→ **The task**:
Find the lines containing the word "JPGuJPG" and copy every one of them.

Stored data

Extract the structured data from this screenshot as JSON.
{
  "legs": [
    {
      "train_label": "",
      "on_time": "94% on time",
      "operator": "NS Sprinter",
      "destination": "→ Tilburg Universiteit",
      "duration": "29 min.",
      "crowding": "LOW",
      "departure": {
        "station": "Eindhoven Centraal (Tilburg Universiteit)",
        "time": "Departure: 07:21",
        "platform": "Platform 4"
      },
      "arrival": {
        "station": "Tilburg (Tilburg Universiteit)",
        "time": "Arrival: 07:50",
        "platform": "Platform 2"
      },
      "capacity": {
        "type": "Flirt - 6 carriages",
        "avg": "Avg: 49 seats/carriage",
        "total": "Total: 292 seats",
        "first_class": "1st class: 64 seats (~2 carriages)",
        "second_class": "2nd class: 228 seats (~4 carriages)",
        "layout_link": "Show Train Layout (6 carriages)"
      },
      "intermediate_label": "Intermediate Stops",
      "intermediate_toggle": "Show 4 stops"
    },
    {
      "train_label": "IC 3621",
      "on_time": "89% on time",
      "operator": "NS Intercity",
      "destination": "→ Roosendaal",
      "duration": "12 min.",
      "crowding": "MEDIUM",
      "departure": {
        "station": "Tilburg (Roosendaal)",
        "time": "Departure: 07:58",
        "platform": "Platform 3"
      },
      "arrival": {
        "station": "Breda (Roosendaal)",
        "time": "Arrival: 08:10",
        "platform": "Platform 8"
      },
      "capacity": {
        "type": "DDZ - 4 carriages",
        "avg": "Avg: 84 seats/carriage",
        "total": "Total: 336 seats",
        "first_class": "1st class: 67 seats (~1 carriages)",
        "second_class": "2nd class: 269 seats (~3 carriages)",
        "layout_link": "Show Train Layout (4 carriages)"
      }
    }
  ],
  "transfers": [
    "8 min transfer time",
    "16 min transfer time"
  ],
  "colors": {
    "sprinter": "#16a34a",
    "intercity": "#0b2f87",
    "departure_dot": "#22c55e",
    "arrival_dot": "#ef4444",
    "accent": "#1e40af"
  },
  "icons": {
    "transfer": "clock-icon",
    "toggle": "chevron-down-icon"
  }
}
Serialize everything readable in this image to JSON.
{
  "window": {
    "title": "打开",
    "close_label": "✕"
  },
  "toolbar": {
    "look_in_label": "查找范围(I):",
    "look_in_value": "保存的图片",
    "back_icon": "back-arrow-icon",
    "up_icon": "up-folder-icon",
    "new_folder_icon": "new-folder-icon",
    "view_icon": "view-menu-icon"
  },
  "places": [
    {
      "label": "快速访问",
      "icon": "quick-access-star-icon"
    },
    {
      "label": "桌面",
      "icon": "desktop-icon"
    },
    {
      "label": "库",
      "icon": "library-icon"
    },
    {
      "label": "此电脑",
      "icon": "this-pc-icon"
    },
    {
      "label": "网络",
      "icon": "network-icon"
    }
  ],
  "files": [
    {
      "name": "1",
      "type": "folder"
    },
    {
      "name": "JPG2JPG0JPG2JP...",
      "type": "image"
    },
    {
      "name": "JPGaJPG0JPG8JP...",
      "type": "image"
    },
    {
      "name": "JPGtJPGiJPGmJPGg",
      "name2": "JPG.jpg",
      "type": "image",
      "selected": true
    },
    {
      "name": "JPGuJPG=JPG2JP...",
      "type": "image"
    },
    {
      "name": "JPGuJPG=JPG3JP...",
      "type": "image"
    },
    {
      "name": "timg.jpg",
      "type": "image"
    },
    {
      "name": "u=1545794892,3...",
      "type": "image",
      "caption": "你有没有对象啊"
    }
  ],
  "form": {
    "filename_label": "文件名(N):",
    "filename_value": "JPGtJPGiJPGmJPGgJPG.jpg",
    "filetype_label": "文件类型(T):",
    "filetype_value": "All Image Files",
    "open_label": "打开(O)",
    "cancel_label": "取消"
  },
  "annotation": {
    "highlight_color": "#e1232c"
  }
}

→ **Answer in full**:
      "name": "JPGuJPG=JPG2JP...",
      "name": "JPGuJPG=JPG3JP...",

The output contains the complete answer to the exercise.